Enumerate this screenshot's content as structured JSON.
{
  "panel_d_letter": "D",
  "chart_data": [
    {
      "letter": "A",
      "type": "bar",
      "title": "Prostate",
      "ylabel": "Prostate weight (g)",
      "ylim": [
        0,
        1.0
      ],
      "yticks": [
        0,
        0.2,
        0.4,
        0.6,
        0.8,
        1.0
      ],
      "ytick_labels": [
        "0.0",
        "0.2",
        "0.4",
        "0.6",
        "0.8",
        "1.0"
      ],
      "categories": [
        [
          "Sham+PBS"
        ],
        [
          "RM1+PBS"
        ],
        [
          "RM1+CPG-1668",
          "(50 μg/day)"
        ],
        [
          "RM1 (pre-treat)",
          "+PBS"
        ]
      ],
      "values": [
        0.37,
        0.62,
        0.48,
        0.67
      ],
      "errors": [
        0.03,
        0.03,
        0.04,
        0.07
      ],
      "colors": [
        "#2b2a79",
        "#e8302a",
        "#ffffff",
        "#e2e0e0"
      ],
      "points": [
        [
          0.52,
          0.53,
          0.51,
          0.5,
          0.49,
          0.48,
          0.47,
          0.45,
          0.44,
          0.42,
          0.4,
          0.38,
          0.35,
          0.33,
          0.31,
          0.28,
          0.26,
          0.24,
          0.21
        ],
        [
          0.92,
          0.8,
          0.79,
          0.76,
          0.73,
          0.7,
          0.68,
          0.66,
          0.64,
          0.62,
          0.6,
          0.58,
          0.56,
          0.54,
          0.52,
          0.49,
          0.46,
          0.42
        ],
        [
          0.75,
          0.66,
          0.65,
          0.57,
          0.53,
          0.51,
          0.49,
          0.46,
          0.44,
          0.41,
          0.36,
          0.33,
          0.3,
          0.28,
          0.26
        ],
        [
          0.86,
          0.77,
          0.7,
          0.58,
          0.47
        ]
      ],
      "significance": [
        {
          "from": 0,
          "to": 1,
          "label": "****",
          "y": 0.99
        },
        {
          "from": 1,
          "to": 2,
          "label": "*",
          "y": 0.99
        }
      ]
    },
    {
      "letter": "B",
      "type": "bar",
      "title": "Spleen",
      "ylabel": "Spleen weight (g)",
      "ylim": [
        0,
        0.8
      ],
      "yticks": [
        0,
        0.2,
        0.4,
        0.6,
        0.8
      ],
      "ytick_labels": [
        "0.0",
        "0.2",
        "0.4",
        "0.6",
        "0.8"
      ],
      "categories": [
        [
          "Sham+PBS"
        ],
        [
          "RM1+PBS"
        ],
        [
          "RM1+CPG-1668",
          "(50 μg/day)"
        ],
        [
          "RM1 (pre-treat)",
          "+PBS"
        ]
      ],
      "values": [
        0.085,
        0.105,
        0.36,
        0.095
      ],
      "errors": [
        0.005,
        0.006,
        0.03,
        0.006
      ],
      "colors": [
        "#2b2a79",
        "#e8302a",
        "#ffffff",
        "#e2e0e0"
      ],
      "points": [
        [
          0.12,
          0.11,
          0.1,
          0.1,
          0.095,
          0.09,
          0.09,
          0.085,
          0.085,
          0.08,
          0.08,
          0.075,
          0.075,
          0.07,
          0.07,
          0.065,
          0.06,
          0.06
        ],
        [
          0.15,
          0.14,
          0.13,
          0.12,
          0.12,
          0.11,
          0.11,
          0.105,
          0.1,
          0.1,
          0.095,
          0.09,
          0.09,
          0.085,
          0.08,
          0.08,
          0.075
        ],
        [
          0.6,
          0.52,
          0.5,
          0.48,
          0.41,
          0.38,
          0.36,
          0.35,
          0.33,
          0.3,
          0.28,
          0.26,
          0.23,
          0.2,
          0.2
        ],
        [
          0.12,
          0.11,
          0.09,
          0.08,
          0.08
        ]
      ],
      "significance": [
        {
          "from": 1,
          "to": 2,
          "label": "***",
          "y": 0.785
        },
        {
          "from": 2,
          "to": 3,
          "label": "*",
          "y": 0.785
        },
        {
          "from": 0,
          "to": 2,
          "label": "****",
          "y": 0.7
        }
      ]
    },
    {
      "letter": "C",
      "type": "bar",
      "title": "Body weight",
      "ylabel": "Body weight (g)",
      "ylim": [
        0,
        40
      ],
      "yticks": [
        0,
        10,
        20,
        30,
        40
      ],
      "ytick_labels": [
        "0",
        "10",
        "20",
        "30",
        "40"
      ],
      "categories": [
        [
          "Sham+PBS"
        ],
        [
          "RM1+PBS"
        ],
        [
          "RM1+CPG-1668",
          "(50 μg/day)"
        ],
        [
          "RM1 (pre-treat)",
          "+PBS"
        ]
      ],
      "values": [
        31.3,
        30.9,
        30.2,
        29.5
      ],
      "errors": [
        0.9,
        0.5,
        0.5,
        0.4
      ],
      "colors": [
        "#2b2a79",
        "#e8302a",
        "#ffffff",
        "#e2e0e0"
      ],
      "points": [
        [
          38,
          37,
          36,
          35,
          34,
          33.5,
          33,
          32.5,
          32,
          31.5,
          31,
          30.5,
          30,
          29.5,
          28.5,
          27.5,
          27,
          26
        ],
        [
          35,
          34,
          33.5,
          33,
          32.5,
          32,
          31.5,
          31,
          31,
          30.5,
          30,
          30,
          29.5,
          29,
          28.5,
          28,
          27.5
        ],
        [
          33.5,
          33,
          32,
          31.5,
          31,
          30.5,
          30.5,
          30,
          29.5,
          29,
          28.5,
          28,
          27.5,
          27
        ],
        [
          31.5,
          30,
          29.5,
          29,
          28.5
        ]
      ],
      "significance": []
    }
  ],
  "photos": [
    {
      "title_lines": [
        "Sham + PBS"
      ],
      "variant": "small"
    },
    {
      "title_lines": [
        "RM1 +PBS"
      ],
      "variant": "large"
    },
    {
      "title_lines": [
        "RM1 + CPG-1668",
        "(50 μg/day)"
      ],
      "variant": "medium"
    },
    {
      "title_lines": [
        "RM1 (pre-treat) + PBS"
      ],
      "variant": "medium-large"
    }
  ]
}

++++

EXERCISE:
Transcribe all entries exactly as they are given.

EXERCISE RESPONSE:
Enumerate this screenshot's content as structured JSON.
{
  "panel_d_letter": "D",
  "chart_data": [
    {
      "letter": "A",
      "type": "bar",
      "title": "Prostate",
      "ylabel": "Prostate weight (g)",
      "ylim": [
        0,
        1.0
      ],
      "yticks": [
        0,
        0.2,
        0.4,
        0.6,
        0.8,
        1.0
      ],
      "ytick_labels": [
        "0.0",
        "0.2",
        "0.4",
        "0.6",
        "0.8",
        "1.0"
      ],
      "categories": [
        [
          "Sham+PBS"
        ],
        [
          "RM1+PBS"
        ],
        [
          "RM1+CPG-1668",
          "(50 μg/day)"
        ],
        [
          "RM1 (pre-treat)",
          "+PBS"
        ]
      ],
      "values": [
        0.37,
        0.62,
        0.48,
        0.67
      ],
      "errors": [
        0.03,
        0.03,
        0.04,
        0.07
      ],
      "colors": [
        "#2b2a79",
        "#e8302a",
        "#ffffff",
        "#e2e0e0"
      ],
      "points": [
        [
          0.52,
          0.53,
          0.51,
          0.5,
          0.49,
          0.48,
          0.47,
          0.45,
          0.44,
          0.42,
          0.4,
          0.38,
          0.35,
          0.33,
          0.31,
          0.28,
          0.26,
          0.24,
          0.21
        ],
        [
          0.92,
          0.8,
          0.79,
          0.76,
          0.73,
          0.7,
          0.68,
          0.66,
          0.64,
          0.62,
          0.6,
          0.58,
          0.56,
          0.54,
          0.52,
          0.49,
          0.46,
          0.42
        ],
        [
          0.75,
          0.66,
          0.65,
          0.57,
          0.53,
          0.51,
          0.49,
          0.46,
          0.44,
          0.41,
          0.36,
          0.33,
          0.3,
          0.28,
          0.26
        ],
        [
          0.86,
          0.77,
          0.7,
          0.58,
          0.47
        ]
      ],
      "significance": [
        {
          "from": 0,
          "to": 1,
          "label": "****",
          "y": 0.99
        },
        {
          "from": 1,
          "to": 2,
          "label": "*",
          "y": 0.99
        }
      ]
    },
    {
      "letter": "B",
      "type": "bar",
      "title": "Spleen",
      "ylabel": "Spleen weight (g)",
      "ylim": [
        0,
        0.8
      ],
      "yticks": [
        0,
        0.2,
        0.4,
        0.6,
        0.8
      ],
      "ytick_labels": [
        "0.0",
        "0.2",
        "0.4",
        "0.6",
        "0.8"
      ],
      "categories": [
        [
          "Sham+PBS"
        ],
        [
          "RM1+PBS"
        ],
        [
          "RM1+CPG-1668",
          "(50 μg/day)"
        ],
        [
          "RM1 (pre-treat)",
          "+PBS"
        ]
      ],
      "values": [
        0.085,
        0.105,
        0.36,
        0.095
      ],
      "errors": [
        0.005,
        0.006,
        0.03,
        0.006
      ],
      "colors": [
        "#2b2a79",
        "#e8302a",
        "#ffffff",
        "#e2e0e0"
      ],
      "points": [
        [
          0.12,
          0.11,
          0.1,
          0.1,
          0.095,
          0.09,
          0.09,
          0.085,
          0.085,
          0.08,
          0.08,
          0.075,
          0.075,
          0.07,
          0.07,
          0.065,
          0.06,
          0.06
        ],
        [
          0.15,
          0.14,
          0.13,
          0.12,
          0.12,
          0.11,
          0.11,
          0.105,
          0.1,
          0.1,
          0.095,
          0.09,
          0.09,
          0.085,
          0.08,
          0.08,
          0.075
        ],
        [
          0.6,
          0.52,
          0.5,
          0.48,
          0.41,
          0.38,
          0.36,
          0.35,
          0.33,
          0.3,
          0.28,
          0.26,
          0.23,
          0.2,
          0.2
        ],
        [
          0.12,
          0.11,
          0.09,
          0.08,
          0.08
        ]
      ],
      "significance": [
        {
          "from": 1,
          "to": 2,
          "label": "***",
          "y": 0.785
        },
        {
          "from": 2,
          "to": 3,
          "label": "*",
          "y": 0.785
        },
        {
          "from": 0,
          "to": 2,
          "label": "****",
          "y": 0.7
        }
      ]
    },
    {
      "letter": "C",
      "type": "bar",
      "title": "Body weight",
      "ylabel": "Body weight (g)",
      "ylim": [
        0,
        40
      ],
      "yticks": [
        0,
        10,
        20,
        30,
        40
      ],
      "ytick_labels": [
        "0",
        "10",
        "20",
        "30",
        "40"
      ],
      "categories": [
        [
          "Sham+PBS"
        ],
        [
          "RM1+PBS"
        ],
        [
          "RM1+CPG-1668",
          "(50 μg/day)"
        ],
        [
          "RM1 (pre-treat)",
          "+PBS"
        ]
      ],
      "values": [
        31.3,
        30.9,
        30.2,
        29.5
      ],
      "errors": [
        0.9,
        0.5,
        0.5,
        0.4
      ],
      "colors": [
        "#2b2a79",
        "#e8302a",
        "#ffffff",
        "#e2e0e0"
      ],
      "points": [
        [
          38,
          37,
          36,
          35,
          34,
          33.5,
          33,
          32.5,
          32,
          31.5,
          31,
          30.5,
          30,
          29.5,
          28.5,
          27.5,
          27,
          26
        ],
        [
          35,
          34,
          33.5,
          33,
          32.5,
          32,
          31.5,
          31,
          31,
          30.5,
          30,
          30,
          29.5,
          29,
          28.5,
          28,
          27.5
        ],
        [
          33.5,
          33,
          32,
          31.5,
          31,
          30.5,
          30.5,
          30,
          29.5,
          29,
          28.5,
          28,
          27.5,
          27
        ],
        [
          31.5,
          30,
          29.5,
          29,
          28.5
        ]
      ],
      "significance": []
    }
  ],
  "photos": [
    {
      "title_lines": [
        "Sham + PBS"
      ],
      "variant": "small"
    },
    {
      "title_lines": [
        "RM1 +PBS"
      ],
      "variant": "large"
    },
    {
      "title_lines": [
        "RM1 + CPG-1668",
        "(50 μg/day)"
      ],
      "variant": "medium"
    },
    {
      "title_lines": [
        "RM1 (pre-treat) + PBS"
      ],
      "variant": "medium-large"
    }
  ]
}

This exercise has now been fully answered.